_WHAT YOU WILL DO_
Write out all of the lines below, exactly and completely.

+---+

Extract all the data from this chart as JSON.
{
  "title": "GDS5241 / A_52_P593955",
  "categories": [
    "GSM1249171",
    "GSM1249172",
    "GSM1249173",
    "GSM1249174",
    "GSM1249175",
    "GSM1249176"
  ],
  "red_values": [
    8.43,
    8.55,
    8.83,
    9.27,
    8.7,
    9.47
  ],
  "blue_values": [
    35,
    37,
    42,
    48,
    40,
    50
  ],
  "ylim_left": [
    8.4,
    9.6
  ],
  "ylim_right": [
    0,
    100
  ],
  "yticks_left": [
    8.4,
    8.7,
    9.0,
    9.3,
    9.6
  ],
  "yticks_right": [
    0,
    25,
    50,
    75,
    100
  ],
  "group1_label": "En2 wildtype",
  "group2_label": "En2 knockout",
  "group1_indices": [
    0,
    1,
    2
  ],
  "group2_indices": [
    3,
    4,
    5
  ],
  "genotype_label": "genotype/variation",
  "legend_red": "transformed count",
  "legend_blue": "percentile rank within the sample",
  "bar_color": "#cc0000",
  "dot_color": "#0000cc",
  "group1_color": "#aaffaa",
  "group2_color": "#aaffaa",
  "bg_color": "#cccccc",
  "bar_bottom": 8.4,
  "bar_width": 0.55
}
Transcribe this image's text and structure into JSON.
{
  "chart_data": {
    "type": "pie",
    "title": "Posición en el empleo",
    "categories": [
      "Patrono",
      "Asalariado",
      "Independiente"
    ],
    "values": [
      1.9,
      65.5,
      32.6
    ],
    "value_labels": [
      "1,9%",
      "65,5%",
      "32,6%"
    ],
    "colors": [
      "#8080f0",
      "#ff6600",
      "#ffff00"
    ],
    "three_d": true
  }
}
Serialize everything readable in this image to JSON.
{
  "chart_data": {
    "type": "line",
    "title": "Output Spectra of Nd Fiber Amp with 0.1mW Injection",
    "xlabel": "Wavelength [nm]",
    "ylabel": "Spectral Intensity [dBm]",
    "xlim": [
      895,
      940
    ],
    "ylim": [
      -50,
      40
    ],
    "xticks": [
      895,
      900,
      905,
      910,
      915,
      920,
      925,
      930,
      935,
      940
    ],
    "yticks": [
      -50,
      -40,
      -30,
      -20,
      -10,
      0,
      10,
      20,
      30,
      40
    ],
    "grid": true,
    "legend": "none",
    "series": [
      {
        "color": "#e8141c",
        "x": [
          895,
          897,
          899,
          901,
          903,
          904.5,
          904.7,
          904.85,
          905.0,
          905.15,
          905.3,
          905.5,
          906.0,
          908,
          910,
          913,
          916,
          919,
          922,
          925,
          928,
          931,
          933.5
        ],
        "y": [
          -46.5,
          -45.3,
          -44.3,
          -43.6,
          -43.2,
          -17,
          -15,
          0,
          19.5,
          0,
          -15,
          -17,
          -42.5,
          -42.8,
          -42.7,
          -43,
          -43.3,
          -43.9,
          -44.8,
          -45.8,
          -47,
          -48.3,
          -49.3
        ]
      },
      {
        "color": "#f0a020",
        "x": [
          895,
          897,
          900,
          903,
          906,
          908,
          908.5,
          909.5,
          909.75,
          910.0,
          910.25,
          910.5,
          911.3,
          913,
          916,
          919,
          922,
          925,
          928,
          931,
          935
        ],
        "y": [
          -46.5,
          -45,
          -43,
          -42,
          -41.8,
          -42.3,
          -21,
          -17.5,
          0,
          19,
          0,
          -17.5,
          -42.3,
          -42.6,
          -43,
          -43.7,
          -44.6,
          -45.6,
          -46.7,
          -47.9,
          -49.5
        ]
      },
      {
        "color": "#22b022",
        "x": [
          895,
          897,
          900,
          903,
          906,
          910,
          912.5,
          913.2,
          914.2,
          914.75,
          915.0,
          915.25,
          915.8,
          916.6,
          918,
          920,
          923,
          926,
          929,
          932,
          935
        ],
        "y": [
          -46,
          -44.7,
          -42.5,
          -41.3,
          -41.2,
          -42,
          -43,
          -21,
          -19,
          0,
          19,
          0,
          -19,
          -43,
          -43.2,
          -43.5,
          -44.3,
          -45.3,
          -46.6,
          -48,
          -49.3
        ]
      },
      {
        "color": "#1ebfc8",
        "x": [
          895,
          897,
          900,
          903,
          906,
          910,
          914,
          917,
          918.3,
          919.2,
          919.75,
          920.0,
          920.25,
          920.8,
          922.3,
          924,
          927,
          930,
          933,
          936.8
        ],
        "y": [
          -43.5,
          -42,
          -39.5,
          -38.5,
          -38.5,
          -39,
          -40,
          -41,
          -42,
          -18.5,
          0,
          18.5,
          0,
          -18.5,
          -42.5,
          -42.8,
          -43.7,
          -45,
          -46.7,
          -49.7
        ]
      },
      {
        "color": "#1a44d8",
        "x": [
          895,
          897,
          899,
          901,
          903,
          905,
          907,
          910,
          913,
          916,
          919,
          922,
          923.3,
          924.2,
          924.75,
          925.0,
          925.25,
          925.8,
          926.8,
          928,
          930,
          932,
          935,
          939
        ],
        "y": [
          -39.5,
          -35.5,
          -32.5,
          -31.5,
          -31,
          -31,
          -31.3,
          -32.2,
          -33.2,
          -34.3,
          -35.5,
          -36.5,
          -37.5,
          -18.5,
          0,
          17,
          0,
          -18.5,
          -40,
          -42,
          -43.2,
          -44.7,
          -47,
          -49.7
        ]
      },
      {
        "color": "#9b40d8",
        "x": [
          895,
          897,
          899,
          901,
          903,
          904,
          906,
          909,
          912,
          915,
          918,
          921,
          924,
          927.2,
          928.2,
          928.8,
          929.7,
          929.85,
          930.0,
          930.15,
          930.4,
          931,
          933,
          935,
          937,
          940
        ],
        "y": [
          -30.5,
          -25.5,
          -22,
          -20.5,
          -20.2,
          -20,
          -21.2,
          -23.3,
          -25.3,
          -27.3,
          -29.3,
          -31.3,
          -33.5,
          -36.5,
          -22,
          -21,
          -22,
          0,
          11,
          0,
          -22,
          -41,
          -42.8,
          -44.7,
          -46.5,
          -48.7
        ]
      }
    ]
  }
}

+---+

_RESULT_
Extract all the data from this chart as JSON.
{
  "title": "GDS5241 / A_52_P593955",
  "categories": [
    "GSM1249171",
    "GSM1249172",
    "GSM1249173",
    "GSM1249174",
    "GSM1249175",
    "GSM1249176"
  ],
  "red_values": [
    8.43,
    8.55,
    8.83,
    9.27,
    8.7,
    9.47
  ],
  "blue_values": [
    35,
    37,
    42,
    48,
    40,
    50
  ],
  "ylim_left": [
    8.4,
    9.6
  ],
  "ylim_right": [
    0,
    100
  ],
  "yticks_left": [
    8.4,
    8.7,
    9.0,
    9.3,
    9.6
  ],
  "yticks_right": [
    0,
    25,
    50,
    75,
    100
  ],
  "group1_label": "En2 wildtype",
  "group2_label": "En2 knockout",
  "group1_indices": [
    0,
    1,
    2
  ],
  "group2_indices": [
    3,
    4,
    5
  ],
  "genotype_label": "genotype/variation",
  "legend_red": "transformed count",
  "legend_blue": "percentile rank within the sample",
  "bar_color": "#cc0000",
  "dot_color": "#0000cc",
  "group1_color": "#aaffaa",
  "group2_color": "#aaffaa",
  "bg_color": "#cccccc",
  "bar_bottom": 8.4,
  "bar_width": 0.55
}
Transcribe this image's text and structure into JSON.
{
  "chart_data": {
    "type": "pie",
    "title": "Posición en el empleo",
    "categories": [
      "Patrono",
      "Asalariado",
      "Independiente"
    ],
    "values": [
      1.9,
      65.5,
      32.6
    ],
    "value_labels": [
      "1,9%",
      "65,5%",
      "32,6%"
    ],
    "colors": [
      "#8080f0",
      "#ff6600",
      "#ffff00"
    ],
    "three_d": true
  }
}
Serialize everything readable in this image to JSON.
{
  "chart_data": {
    "type": "line",
    "title": "Output Spectra of Nd Fiber Amp with 0.1mW Injection",
    "xlabel": "Wavelength [nm]",
    "ylabel": "Spectral Intensity [dBm]",
    "xlim": [
      895,
      940
    ],
    "ylim": [
      -50,
      40
    ],
    "xticks": [
      895,
      900,
      905,
      910,
      915,
      920,
      925,
      930,
      935,
      940
    ],
    "yticks": [
      -50,
      -40,
      -30,
      -20,
      -10,
      0,
      10,
      20,
      30,
      40
    ],
    "grid": true,
    "legend": "none",
    "series": [
      {
        "color": "#e8141c",
        "x": [
          895,
          897,
          899,
          901,
          903,
          904.5,
          904.7,
          904.85,
          905.0,
          905.15,
          905.3,
          905.5,
          906.0,
          908,
          910,
          913,
          916,
          919,
          922,
          925,
          928,
          931,
          933.5
        ],
        "y": [
          -46.5,
          -45.3,
          -44.3,
          -43.6,
          -43.2,
          -17,
          -15,
          0,
          19.5,
          0,
          -15,
          -17,
          -42.5,
          -42.8,
          -42.7,
          -43,
          -43.3,
          -43.9,
          -44.8,
          -45.8,
          -47,
          -48.3,
          -49.3
        ]
      },
      {
        "color": "#f0a020",
        "x": [
          895,
          897,
          900,
          903,
          906,
          908,
          908.5,
          909.5,
          909.75,
          910.0,
          910.25,
          910.5,
          911.3,
          913,
          916,
          919,
          922,
          925,
          928,
          931,
          935
        ],
        "y": [
          -46.5,
          -45,
          -43,
          -42,
          -41.8,
          -42.3,
          -21,
          -17.5,
          0,
          19,
          0,
          -17.5,
          -42.3,
          -42.6,
          -43,
          -43.7,
          -44.6,
          -45.6,
          -46.7,
          -47.9,
          -49.5
        ]
      },
      {
        "color": "#22b022",
        "x": [
          895,
          897,
          900,
          903,
          906,
          910,
          912.5,
          913.2,
          914.2,
          914.75,
          915.0,
          915.25,
          915.8,
          916.6,
          918,
          920,
          923,
          926,
          929,
          932,
          935
        ],
        "y": [
          -46,
          -44.7,
          -42.5,
          -41.3,
          -41.2,
          -42,
          -43,
          -21,
          -19,
          0,
          19,
          0,
          -19,
          -43,
          -43.2,
          -43.5,
          -44.3,
          -45.3,
          -46.6,
          -48,
          -49.3
        ]
      },
      {
        "color": "#1ebfc8",
        "x": [
          895,
          897,
          900,
          903,
          906,
          910,
          914,
          917,
          918.3,
          919.2,
          919.75,
          920.0,
          920.25,
          920.8,
          922.3,
          924,
          927,
          930,
          933,
          936.8
        ],
        "y": [
          -43.5,
          -42,
          -39.5,
          -38.5,
          -38.5,
          -39,
          -40,
          -41,
          -42,
          -18.5,
          0,
          18.5,
          0,
          -18.5,
          -42.5,
          -42.8,
          -43.7,
          -45,
          -46.7,
          -49.7
        ]
      },
      {
        "color": "#1a44d8",
        "x": [
          895,
          897,
          899,
          901,
          903,
          905,
          907,
          910,
          913,
          916,
          919,
          922,
          923.3,
          924.2,
          924.75,
          925.0,
          925.25,
          925.8,
          926.8,
          928,
          930,
          932,
          935,
          939
        ],
        "y": [
          -39.5,
          -35.5,
          -32.5,
          -31.5,
          -31,
          -31,
          -31.3,
          -32.2,
          -33.2,
          -34.3,
          -35.5,
          -36.5,
          -37.5,
          -18.5,
          0,
          17,
          0,
          -18.5,
          -40,
          -42,
          -43.2,
          -44.7,
          -47,
          -49.7
        ]
      },
      {
        "color": "#9b40d8",
        "x": [
          895,
          897,
          899,
          901,
          903,
          904,
          906,
          909,
          912,
          915,
          918,
          921,
          924,
          927.2,
          928.2,
          928.8,
          929.7,
          929.85,
          930.0,
          930.15,
          930.4,
          931,
          933,
          935,
          937,
          940
        ],
        "y": [
          -30.5,
          -25.5,
          -22,
          -20.5,
          -20.2,
          -20,
          -21.2,
          -23.3,
          -25.3,
          -27.3,
          -29.3,
          -31.3,
          -33.5,
          -36.5,
          -22,
          -21,
          -22,
          0,
          11,
          0,
          -22,
          -41,
          -42.8,
          -44.7,
          -46.5,
          -48.7
        ]
      }
    ]
  }
}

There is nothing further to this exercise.